Records from a collection of figures:
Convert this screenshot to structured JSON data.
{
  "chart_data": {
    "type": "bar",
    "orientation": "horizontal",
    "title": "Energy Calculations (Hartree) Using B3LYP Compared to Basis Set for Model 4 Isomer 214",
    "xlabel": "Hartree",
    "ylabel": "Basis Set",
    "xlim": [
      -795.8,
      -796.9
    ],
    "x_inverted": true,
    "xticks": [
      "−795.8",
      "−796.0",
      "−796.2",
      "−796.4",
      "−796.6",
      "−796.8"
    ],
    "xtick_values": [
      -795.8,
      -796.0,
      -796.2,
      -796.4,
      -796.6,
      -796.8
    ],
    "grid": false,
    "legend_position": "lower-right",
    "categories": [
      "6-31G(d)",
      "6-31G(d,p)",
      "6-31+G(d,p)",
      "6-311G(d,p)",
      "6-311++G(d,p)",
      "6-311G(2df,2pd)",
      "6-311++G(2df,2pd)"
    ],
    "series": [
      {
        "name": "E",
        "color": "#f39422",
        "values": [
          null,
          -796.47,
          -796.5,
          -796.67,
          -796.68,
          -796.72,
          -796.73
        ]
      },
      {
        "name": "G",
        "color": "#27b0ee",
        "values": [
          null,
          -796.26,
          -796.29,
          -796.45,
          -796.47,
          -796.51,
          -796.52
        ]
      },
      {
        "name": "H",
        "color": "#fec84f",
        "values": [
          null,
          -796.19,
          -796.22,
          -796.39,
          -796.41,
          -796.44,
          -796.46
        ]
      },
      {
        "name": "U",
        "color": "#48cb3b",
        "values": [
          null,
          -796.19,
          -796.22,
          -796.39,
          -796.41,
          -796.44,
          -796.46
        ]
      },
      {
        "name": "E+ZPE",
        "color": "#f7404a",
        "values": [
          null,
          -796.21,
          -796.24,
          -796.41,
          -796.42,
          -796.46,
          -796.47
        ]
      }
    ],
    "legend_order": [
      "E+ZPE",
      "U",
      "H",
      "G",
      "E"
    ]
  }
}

The task:
Copy each line containing the word "Hartree" from the data.

Final answer:
    "title": "Energy Calculations (Hartree) Using B3LYP Compared to Basis Set for Model 4 Isomer 214",
    "xlabel": "Hartree",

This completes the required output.